DATASET EXCERPTS:
::::

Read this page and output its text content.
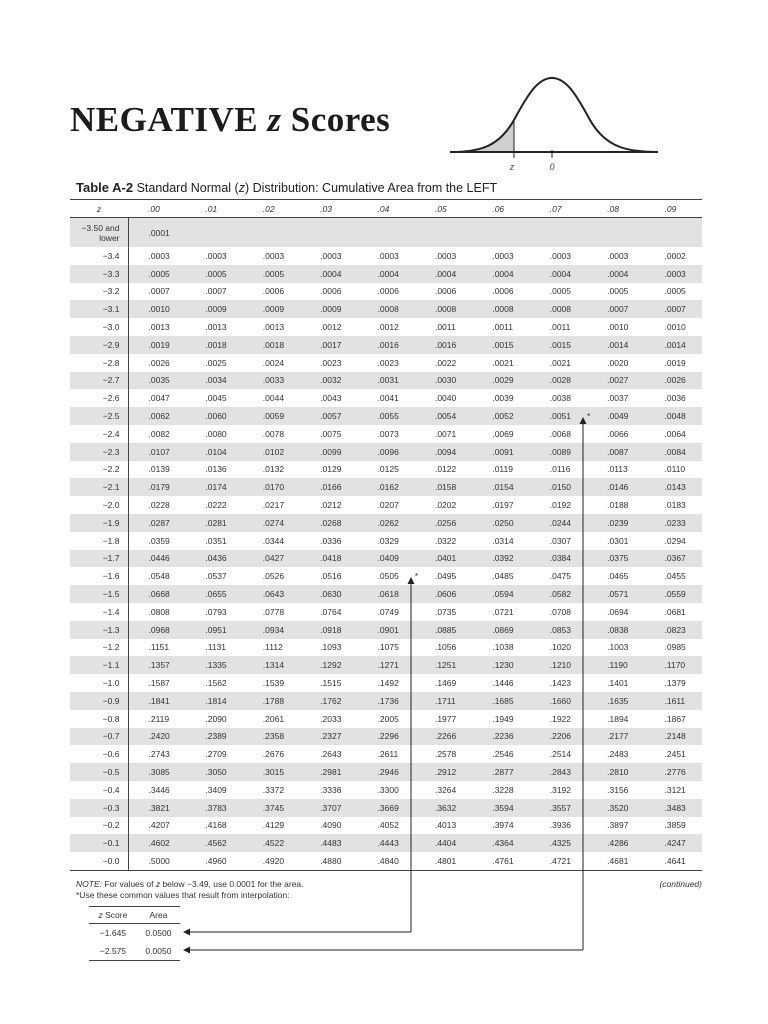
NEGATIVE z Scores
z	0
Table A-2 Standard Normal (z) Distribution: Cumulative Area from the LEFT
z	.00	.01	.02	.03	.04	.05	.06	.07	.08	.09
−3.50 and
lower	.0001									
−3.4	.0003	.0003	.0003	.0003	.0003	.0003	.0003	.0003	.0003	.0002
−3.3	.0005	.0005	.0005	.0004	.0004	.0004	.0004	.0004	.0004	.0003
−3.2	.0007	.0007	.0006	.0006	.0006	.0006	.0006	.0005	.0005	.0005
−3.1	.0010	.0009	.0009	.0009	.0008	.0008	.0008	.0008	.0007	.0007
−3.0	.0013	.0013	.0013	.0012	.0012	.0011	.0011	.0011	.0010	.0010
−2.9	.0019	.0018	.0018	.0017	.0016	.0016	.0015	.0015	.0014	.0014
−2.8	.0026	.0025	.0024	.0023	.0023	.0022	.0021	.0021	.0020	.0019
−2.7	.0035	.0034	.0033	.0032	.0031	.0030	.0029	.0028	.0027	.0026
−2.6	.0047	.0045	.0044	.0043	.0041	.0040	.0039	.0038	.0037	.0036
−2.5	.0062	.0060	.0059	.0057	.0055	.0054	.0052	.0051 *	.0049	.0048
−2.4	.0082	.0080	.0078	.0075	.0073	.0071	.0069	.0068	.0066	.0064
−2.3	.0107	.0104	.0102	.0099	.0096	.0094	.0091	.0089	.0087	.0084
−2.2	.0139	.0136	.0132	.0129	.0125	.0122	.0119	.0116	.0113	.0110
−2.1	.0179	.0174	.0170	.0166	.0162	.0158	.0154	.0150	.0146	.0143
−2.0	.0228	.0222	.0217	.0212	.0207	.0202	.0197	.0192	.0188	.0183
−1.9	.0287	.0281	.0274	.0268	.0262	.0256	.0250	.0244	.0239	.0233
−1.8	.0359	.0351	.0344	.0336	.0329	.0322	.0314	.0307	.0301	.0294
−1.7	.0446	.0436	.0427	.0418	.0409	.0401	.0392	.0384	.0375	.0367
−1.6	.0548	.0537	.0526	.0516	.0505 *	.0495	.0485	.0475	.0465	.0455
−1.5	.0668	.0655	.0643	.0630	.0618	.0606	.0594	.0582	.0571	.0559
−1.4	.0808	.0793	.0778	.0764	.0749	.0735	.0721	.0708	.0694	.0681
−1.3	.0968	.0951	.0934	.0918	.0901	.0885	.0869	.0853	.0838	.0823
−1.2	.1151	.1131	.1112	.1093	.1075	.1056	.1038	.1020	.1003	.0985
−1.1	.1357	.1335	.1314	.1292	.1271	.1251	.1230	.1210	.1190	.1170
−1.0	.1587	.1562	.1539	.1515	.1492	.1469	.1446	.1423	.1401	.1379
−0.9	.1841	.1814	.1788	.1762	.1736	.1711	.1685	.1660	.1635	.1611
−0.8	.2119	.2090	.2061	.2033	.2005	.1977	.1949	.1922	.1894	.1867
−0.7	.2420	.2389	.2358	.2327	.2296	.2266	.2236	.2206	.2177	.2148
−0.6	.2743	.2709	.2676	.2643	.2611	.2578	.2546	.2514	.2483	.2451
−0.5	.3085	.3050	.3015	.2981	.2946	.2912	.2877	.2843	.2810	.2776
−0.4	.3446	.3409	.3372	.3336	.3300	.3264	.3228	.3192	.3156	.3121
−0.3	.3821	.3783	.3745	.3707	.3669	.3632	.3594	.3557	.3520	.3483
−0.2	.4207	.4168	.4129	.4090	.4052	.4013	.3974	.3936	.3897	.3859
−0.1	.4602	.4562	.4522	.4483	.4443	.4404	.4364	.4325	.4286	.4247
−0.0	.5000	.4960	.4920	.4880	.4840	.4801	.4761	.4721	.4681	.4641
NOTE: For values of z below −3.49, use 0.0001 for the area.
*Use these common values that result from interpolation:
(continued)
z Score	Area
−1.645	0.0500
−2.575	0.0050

::::

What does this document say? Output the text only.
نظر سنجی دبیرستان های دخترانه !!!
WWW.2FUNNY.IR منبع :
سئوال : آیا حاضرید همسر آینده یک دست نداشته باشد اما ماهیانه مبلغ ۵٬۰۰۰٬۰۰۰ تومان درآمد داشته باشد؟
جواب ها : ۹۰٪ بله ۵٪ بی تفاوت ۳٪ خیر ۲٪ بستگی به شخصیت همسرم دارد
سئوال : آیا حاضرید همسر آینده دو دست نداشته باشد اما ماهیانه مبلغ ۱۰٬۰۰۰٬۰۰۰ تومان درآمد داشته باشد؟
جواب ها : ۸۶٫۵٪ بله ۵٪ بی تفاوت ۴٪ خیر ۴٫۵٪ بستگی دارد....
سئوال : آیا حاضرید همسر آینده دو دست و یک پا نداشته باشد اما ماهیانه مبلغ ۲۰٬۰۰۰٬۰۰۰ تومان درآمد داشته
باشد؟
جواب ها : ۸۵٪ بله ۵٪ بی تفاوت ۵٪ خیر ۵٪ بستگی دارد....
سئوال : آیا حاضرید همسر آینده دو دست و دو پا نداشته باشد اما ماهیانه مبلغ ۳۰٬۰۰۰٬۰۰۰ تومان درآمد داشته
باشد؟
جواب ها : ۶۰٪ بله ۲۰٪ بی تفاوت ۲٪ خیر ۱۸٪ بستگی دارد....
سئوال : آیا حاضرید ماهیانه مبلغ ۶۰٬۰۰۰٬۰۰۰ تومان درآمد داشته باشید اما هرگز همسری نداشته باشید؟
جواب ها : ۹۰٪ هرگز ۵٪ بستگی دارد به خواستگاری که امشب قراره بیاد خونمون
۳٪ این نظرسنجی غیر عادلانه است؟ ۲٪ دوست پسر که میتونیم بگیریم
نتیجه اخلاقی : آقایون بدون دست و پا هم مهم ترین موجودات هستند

::::

GOAL OF THE EXERCISE:
Each line in the data that holds the string "هرگز" should be found and copied.

THE REPLY:
سئوال : آیا حاضرید ماهیانه مبلغ ۶۰٬۰۰۰٬۰۰۰ تومان درآمد داشته باشید اما هرگز همسری نداشته باشید؟
جواب ها : ۹۰٪ هرگز ۵٪ بستگی دارد به خواستگاری که امشب قراره بیاد خونمون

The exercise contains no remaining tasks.